▸ Information given
>>
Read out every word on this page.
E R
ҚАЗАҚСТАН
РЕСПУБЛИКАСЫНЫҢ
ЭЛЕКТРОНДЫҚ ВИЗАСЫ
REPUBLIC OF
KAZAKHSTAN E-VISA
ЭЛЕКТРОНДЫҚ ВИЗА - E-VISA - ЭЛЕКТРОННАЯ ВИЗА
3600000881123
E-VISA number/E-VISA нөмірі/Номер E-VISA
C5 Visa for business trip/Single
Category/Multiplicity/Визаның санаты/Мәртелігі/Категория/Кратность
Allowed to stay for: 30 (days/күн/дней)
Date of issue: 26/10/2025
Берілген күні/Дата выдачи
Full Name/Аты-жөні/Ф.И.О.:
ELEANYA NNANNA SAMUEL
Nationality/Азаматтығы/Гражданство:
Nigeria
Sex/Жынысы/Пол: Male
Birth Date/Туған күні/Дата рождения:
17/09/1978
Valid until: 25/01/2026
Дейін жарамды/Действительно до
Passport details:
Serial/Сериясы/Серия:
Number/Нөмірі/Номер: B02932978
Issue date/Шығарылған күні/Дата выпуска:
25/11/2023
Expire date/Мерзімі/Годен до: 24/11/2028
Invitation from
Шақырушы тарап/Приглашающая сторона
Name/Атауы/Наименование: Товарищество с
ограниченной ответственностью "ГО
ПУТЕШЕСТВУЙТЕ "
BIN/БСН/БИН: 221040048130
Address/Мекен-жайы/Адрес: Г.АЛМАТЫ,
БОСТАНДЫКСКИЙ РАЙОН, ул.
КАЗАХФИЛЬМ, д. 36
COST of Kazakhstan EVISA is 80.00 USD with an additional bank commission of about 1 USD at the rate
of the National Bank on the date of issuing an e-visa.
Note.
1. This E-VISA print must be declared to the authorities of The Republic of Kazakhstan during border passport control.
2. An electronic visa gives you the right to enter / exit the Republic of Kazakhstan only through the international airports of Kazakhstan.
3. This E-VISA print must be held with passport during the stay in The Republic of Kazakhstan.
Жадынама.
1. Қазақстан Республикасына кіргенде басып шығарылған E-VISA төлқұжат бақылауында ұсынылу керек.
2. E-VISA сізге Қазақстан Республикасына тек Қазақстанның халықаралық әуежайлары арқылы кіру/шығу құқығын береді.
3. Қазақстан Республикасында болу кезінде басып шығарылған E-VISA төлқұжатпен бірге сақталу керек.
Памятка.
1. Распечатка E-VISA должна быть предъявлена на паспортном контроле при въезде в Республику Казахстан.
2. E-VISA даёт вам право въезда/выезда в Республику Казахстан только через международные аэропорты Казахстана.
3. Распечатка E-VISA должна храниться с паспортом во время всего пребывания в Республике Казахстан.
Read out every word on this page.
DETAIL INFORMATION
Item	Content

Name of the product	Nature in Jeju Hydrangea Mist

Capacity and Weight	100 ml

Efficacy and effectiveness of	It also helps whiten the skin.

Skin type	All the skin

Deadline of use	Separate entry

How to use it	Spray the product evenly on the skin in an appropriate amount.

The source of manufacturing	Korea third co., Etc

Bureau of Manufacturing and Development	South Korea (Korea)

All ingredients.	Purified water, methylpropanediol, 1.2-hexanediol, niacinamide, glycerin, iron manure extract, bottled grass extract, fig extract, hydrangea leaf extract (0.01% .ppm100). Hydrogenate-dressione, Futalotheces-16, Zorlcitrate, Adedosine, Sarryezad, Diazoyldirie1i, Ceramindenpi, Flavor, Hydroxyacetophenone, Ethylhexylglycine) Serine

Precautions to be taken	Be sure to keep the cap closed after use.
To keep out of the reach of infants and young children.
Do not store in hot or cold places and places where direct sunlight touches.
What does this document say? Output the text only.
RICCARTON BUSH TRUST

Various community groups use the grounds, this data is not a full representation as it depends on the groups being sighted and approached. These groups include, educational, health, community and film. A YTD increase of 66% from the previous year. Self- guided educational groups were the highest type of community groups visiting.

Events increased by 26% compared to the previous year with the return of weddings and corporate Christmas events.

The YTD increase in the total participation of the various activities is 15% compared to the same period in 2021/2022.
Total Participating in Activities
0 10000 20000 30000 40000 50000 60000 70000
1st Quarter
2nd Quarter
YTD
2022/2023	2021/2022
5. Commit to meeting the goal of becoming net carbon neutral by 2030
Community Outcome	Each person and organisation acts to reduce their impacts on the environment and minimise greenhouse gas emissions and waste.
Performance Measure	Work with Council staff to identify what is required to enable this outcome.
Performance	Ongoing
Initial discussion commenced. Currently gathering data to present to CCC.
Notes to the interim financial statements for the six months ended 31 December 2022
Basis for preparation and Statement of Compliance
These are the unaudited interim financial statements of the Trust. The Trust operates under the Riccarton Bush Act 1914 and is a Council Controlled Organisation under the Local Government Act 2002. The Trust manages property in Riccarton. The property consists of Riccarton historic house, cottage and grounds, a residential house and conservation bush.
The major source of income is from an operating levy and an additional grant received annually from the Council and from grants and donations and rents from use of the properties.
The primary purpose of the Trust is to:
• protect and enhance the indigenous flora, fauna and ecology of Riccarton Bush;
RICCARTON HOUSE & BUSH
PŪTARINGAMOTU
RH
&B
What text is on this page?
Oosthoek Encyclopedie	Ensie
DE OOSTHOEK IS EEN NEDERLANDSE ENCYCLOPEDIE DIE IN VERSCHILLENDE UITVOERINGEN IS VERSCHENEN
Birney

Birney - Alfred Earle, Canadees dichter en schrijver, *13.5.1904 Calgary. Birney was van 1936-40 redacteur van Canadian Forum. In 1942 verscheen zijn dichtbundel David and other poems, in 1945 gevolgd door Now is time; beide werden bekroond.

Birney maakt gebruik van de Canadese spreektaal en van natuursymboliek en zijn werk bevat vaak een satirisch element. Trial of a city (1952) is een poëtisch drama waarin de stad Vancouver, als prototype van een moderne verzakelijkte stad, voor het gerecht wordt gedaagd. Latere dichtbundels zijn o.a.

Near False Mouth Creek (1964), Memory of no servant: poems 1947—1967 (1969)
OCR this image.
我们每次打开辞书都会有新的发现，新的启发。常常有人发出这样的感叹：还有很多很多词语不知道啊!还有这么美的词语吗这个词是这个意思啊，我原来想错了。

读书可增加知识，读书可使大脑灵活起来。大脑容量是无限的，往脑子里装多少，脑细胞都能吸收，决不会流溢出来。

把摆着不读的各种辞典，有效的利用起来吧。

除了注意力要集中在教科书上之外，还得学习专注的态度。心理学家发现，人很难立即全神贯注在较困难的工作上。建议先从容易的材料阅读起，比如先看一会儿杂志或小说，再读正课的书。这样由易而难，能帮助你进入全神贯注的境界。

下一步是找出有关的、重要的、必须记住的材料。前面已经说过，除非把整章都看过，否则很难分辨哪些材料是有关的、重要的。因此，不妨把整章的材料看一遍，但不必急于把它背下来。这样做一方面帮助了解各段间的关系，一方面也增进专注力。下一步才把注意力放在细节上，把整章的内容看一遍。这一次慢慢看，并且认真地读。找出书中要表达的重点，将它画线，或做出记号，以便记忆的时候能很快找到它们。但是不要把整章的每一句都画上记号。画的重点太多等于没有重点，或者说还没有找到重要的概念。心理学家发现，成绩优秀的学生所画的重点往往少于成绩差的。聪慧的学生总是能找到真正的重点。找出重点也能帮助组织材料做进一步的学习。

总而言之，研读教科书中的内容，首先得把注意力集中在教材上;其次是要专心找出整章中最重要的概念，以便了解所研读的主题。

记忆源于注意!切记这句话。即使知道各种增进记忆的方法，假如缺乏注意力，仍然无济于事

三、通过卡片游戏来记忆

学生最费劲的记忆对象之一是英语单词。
<<
▸ Aim
Retype the material in full. Each word must match.

▸ Correct result
Read out every word on this page.
E R
ҚАЗАҚСТАН
РЕСПУБЛИКАСЫНЫҢ
ЭЛЕКТРОНДЫҚ ВИЗАСЫ
REPUBLIC OF
KAZAKHSTAN E-VISA
ЭЛЕКТРОНДЫҚ ВИЗА - E-VISA - ЭЛЕКТРОННАЯ ВИЗА
3600000881123
E-VISA number/E-VISA нөмірі/Номер E-VISA
C5 Visa for business trip/Single
Category/Multiplicity/Визаның санаты/Мәртелігі/Категория/Кратность
Allowed to stay for: 30 (days/күн/дней)
Date of issue: 26/10/2025
Берілген күні/Дата выдачи
Full Name/Аты-жөні/Ф.И.О.:
ELEANYA NNANNA SAMUEL
Nationality/Азаматтығы/Гражданство:
Nigeria
Sex/Жынысы/Пол: Male
Birth Date/Туған күні/Дата рождения:
17/09/1978
Valid until: 25/01/2026
Дейін жарамды/Действительно до
Passport details:
Serial/Сериясы/Серия:
Number/Нөмірі/Номер: B02932978
Issue date/Шығарылған күні/Дата выпуска:
25/11/2023
Expire date/Мерзімі/Годен до: 24/11/2028
Invitation from
Шақырушы тарап/Приглашающая сторона
Name/Атауы/Наименование: Товарищество с
ограниченной ответственностью "ГО
ПУТЕШЕСТВУЙТЕ "
BIN/БСН/БИН: 221040048130
Address/Мекен-жайы/Адрес: Г.АЛМАТЫ,
БОСТАНДЫКСКИЙ РАЙОН, ул.
КАЗАХФИЛЬМ, д. 36
COST of Kazakhstan EVISA is 80.00 USD with an additional bank commission of about 1 USD at the rate
of the National Bank on the date of issuing an e-visa.
Note.
1. This E-VISA print must be declared to the authorities of The Republic of Kazakhstan during border passport control.
2. An electronic visa gives you the right to enter / exit the Republic of Kazakhstan only through the international airports of Kazakhstan.
3. This E-VISA print must be held with passport during the stay in The Republic of Kazakhstan.
Жадынама.
1. Қазақстан Республикасына кіргенде басып шығарылған E-VISA төлқұжат бақылауында ұсынылу керек.
2. E-VISA сізге Қазақстан Республикасына тек Қазақстанның халықаралық әуежайлары арқылы кіру/шығу құқығын береді.
3. Қазақстан Республикасында болу кезінде басып шығарылған E-VISA төлқұжатпен бірге сақталу керек.
Памятка.
1. Распечатка E-VISA должна быть предъявлена на паспортном контроле при въезде в Республику Казахстан.
2. E-VISA даёт вам право въезда/выезда в Республику Казахстан только через международные аэропорты Казахстана.
3. Распечатка E-VISA должна храниться с паспортом во время всего пребывания в Республике Казахстан.
Read out every word on this page.
DETAIL INFORMATION
Item	Content

Name of the product	Nature in Jeju Hydrangea Mist

Capacity and Weight	100 ml

Efficacy and effectiveness of	It also helps whiten the skin.

Skin type	All the skin

Deadline of use	Separate entry

How to use it	Spray the product evenly on the skin in an appropriate amount.

The source of manufacturing	Korea third co., Etc

Bureau of Manufacturing and Development	South Korea (Korea)

All ingredients.	Purified water, methylpropanediol, 1.2-hexanediol, niacinamide, glycerin, iron manure extract, bottled grass extract, fig extract, hydrangea leaf extract (0.01% .ppm100). Hydrogenate-dressione, Futalotheces-16, Zorlcitrate, Adedosine, Sarryezad, Diazoyldirie1i, Ceramindenpi, Flavor, Hydroxyacetophenone, Ethylhexylglycine) Serine

Precautions to be taken	Be sure to keep the cap closed after use.
To keep out of the reach of infants and young children.
Do not store in hot or cold places and places where direct sunlight touches.
What does this document say? Output the text only.
RICCARTON BUSH TRUST

Various community groups use the grounds, this data is not a full representation as it depends on the groups being sighted and approached. These groups include, educational, health, community and film. A YTD increase of 66% from the previous year. Self- guided educational groups were the highest type of community groups visiting.

Events increased by 26% compared to the previous year with the return of weddings and corporate Christmas events.

The YTD increase in the total participation of the various activities is 15% compared to the same period in 2021/2022.
Total Participating in Activities
0 10000 20000 30000 40000 50000 60000 70000
1st Quarter
2nd Quarter
YTD
2022/2023	2021/2022
5. Commit to meeting the goal of becoming net carbon neutral by 2030
Community Outcome	Each person and organisation acts to reduce their impacts on the environment and minimise greenhouse gas emissions and waste.
Performance Measure	Work with Council staff to identify what is required to enable this outcome.
Performance	Ongoing
Initial discussion commenced. Currently gathering data to present to CCC.
Notes to the interim financial statements for the six months ended 31 December 2022
Basis for preparation and Statement of Compliance
These are the unaudited interim financial statements of the Trust. The Trust operates under the Riccarton Bush Act 1914 and is a Council Controlled Organisation under the Local Government Act 2002. The Trust manages property in Riccarton. The property consists of Riccarton historic house, cottage and grounds, a residential house and conservation bush.
The major source of income is from an operating levy and an additional grant received annually from the Council and from grants and donations and rents from use of the properties.
The primary purpose of the Trust is to:
• protect and enhance the indigenous flora, fauna and ecology of Riccarton Bush;
RICCARTON HOUSE & BUSH
PŪTARINGAMOTU
RH
&B
What text is on this page?
Oosthoek Encyclopedie	Ensie
DE OOSTHOEK IS EEN NEDERLANDSE ENCYCLOPEDIE DIE IN VERSCHILLENDE UITVOERINGEN IS VERSCHENEN
Birney

Birney - Alfred Earle, Canadees dichter en schrijver, *13.5.1904 Calgary. Birney was van 1936-40 redacteur van Canadian Forum. In 1942 verscheen zijn dichtbundel David and other poems, in 1945 gevolgd door Now is time; beide werden bekroond.

Birney maakt gebruik van de Canadese spreektaal en van natuursymboliek en zijn werk bevat vaak een satirisch element. Trial of a city (1952) is een poëtisch drama waarin de stad Vancouver, als prototype van een moderne verzakelijkte stad, voor het gerecht wordt gedaagd. Latere dichtbundels zijn o.a.

Near False Mouth Creek (1964), Memory of no servant: poems 1947—1967 (1969)
OCR this image.
我们每次打开辞书都会有新的发现，新的启发。常常有人发出这样的感叹：还有很多很多词语不知道啊!还有这么美的词语吗这个词是这个意思啊，我原来想错了。

读书可增加知识，读书可使大脑灵活起来。大脑容量是无限的，往脑子里装多少，脑细胞都能吸收，决不会流溢出来。

把摆着不读的各种辞典，有效的利用起来吧。

除了注意力要集中在教科书上之外，还得学习专注的态度。心理学家发现，人很难立即全神贯注在较困难的工作上。建议先从容易的材料阅读起，比如先看一会儿杂志或小说，再读正课的书。这样由易而难，能帮助你进入全神贯注的境界。

下一步是找出有关的、重要的、必须记住的材料。前面已经说过，除非把整章都看过，否则很难分辨哪些材料是有关的、重要的。因此，不妨把整章的材料看一遍，但不必急于把它背下来。这样做一方面帮助了解各段间的关系，一方面也增进专注力。下一步才把注意力放在细节上，把整章的内容看一遍。这一次慢慢看，并且认真地读。找出书中要表达的重点，将它画线，或做出记号，以便记忆的时候能很快找到它们。但是不要把整章的每一句都画上记号。画的重点太多等于没有重点，或者说还没有找到重要的概念。心理学家发现，成绩优秀的学生所画的重点往往少于成绩差的。聪慧的学生总是能找到真正的重点。找出重点也能帮助组织材料做进一步的学习。

总而言之，研读教科书中的内容，首先得把注意力集中在教材上;其次是要专心找出整章中最重要的概念，以便了解所研读的主题。

记忆源于注意!切记这句话。即使知道各种增进记忆的方法，假如缺乏注意力，仍然无济于事

三、通过卡片游戏来记忆

学生最费劲的记忆对象之一是英语单词。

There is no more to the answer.